PROVIDED MATERIAL:

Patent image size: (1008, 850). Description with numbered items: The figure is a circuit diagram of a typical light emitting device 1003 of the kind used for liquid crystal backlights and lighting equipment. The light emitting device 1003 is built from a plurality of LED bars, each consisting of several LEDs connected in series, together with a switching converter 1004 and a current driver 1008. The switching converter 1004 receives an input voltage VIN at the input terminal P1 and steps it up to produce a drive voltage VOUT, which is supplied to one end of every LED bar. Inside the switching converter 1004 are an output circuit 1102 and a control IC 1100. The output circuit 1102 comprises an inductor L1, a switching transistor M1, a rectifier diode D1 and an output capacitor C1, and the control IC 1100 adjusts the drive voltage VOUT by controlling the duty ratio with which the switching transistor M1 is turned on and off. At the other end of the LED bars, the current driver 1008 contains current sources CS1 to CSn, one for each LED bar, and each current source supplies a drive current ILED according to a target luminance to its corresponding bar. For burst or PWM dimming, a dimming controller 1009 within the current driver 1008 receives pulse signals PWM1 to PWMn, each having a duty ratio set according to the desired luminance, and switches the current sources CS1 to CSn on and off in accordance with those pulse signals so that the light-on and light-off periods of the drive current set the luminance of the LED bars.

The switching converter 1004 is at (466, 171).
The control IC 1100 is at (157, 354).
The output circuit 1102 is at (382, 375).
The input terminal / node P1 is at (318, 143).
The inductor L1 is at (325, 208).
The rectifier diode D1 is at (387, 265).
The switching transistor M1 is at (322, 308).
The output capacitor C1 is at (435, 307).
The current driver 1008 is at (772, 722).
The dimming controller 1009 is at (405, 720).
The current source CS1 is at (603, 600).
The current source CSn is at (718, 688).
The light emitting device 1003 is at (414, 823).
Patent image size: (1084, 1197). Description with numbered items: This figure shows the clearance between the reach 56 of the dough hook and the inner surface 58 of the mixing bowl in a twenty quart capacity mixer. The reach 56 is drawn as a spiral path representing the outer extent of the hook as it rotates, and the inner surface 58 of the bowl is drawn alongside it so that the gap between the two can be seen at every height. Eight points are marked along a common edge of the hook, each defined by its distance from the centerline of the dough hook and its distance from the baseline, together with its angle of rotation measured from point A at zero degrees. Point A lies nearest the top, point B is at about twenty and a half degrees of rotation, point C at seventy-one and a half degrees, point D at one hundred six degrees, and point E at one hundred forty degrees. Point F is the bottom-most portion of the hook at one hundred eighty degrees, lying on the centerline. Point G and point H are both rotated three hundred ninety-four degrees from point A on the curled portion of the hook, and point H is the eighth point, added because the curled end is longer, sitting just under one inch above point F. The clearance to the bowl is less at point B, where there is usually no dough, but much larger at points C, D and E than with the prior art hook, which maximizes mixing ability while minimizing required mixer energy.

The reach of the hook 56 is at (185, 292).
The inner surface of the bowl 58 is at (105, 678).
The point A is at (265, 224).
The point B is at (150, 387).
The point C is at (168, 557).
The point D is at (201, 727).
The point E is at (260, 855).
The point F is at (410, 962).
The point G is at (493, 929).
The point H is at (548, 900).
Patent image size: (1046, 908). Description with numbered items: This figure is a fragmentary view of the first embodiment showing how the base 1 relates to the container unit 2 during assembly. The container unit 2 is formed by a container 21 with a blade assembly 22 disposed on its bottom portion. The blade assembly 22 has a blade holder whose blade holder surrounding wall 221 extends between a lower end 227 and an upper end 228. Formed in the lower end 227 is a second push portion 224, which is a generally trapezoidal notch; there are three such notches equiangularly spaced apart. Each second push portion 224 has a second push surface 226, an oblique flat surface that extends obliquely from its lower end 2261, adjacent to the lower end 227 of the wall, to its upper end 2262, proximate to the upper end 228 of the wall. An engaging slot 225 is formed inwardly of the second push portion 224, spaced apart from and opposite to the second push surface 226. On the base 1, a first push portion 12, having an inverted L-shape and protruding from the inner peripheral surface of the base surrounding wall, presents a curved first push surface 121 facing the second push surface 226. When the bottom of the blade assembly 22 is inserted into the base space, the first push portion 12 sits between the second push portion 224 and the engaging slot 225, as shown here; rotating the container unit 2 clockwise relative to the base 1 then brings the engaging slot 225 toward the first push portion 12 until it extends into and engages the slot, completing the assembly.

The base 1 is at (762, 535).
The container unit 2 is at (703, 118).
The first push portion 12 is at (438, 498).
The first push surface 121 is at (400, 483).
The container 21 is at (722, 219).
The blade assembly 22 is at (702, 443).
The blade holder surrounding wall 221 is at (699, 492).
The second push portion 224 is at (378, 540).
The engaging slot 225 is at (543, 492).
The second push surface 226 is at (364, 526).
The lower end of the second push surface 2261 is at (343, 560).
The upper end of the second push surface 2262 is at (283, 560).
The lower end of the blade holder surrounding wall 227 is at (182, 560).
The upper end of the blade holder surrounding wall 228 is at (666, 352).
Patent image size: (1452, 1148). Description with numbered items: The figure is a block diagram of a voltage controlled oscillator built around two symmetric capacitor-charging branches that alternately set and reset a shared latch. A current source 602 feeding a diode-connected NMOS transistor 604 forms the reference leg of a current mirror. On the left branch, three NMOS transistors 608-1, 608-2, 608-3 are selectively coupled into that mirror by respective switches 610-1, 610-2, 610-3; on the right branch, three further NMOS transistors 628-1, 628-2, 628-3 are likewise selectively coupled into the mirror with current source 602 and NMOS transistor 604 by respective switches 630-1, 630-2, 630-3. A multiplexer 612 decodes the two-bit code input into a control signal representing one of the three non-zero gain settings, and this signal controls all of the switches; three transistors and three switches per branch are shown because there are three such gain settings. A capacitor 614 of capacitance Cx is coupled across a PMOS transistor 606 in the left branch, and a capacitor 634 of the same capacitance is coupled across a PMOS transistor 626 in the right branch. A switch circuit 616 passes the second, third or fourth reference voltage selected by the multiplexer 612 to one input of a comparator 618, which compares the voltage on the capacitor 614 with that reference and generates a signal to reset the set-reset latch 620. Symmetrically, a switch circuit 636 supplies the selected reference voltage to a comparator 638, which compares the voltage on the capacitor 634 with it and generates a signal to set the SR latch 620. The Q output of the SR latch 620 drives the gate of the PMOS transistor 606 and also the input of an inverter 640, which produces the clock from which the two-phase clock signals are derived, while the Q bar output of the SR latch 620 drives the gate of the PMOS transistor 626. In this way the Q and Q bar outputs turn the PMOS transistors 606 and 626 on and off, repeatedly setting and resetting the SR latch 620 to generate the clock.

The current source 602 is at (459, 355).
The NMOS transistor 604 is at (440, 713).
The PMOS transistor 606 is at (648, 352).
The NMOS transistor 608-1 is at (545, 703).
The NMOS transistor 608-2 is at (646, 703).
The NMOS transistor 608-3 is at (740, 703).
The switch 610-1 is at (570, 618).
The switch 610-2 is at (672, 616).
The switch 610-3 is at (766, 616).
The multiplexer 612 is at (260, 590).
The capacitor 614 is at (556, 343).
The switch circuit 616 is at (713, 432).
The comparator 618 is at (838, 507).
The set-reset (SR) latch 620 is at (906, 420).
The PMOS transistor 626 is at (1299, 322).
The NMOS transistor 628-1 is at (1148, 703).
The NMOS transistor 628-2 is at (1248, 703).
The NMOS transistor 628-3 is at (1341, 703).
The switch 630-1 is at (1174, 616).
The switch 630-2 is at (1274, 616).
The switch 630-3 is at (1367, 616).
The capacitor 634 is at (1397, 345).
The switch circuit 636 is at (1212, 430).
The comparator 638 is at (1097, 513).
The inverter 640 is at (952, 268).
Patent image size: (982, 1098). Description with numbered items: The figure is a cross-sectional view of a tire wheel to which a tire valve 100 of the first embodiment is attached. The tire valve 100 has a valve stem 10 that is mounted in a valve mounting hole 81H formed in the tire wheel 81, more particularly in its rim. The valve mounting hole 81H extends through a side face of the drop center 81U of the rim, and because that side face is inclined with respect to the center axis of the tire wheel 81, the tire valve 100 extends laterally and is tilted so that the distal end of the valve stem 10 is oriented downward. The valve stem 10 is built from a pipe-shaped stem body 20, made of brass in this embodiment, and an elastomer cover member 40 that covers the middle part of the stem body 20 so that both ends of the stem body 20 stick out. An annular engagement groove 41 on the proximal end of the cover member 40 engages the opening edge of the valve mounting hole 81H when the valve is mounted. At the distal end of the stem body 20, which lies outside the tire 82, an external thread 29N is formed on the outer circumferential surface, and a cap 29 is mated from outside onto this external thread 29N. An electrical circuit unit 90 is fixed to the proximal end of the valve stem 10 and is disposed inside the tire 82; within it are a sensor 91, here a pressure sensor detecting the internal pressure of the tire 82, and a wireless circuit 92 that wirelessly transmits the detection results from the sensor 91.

EXERCISE:
Turn the items into a numbered list, starting at the line that contains "Patent image size: (1452, 1148)." and stopping after the line that contains "The switch 610-1 is at (570, 618).". Leave out any blank lines.

ANSWER FOR THIS EXERCISE:
1. Patent image size: (1452, 1148). Description with numbered items: The figure is a block diagram of a voltage controlled oscillator built around two symmetric capacitor-charging branches that alternately set and reset a shared latch. A current source 602 feeding a diode-connected NMOS transistor 604 forms the reference leg of a current mirror. On the left branch, three NMOS transistors 608-1, 608-2, 608-3 are selectively coupled into that mirror by respective switches 610-1, 610-2, 610-3; on the right branch, three further NMOS transistors 628-1, 628-2, 628-3 are likewise selectively coupled into the mirror with current source 602 and NMOS transistor 604 by respective switches 630-1, 630-2, 630-3. A multiplexer 612 decodes the two-bit code input into a control signal representing one of the three non-zero gain settings, and this signal controls all of the switches; three transistors and three switches per branch are shown because there are three such gain settings. A capacitor 614 of capacitance Cx is coupled across a PMOS transistor 606 in the left branch, and a capacitor 634 of the same capacitance is coupled across a PMOS transistor 626 in the right branch. A switch circuit 616 passes the second, third or fourth reference voltage selected by the multiplexer 612 to one input of a comparator 618, which compares the voltage on the capacitor 614 with that reference and generates a signal to reset the set-reset latch 620. Symmetrically, a switch circuit 636 supplies the selected reference voltage to a comparator 638, which compares the voltage on the capacitor 634 with it and generates a signal to set the SR latch 620. The Q output of the SR latch 620 drives the gate of the PMOS transistor 606 and also the input of an inverter 640, which produces the clock from which the two-phase clock signals are derived, while the Q bar output of the SR latch 620 drives the gate of the PMOS transistor 626. In this way the Q and Q bar outputs turn the PMOS transistors 606 and 626 on and off, repeatedly setting and resetting the SR latch 620 to generate the clock.
2. The current source 602 is at (459, 355).
3. The NMOS transistor 604 is at (440, 713).
4. The PMOS transistor 606 is at (648, 352).
5. The NMOS transistor 608-1 is at (545, 703).
6. The NMOS transistor 608-2 is at (646, 703).
7. The NMOS transistor 608-3 is at (740, 703).
8. The switch 610-1 is at (570, 618).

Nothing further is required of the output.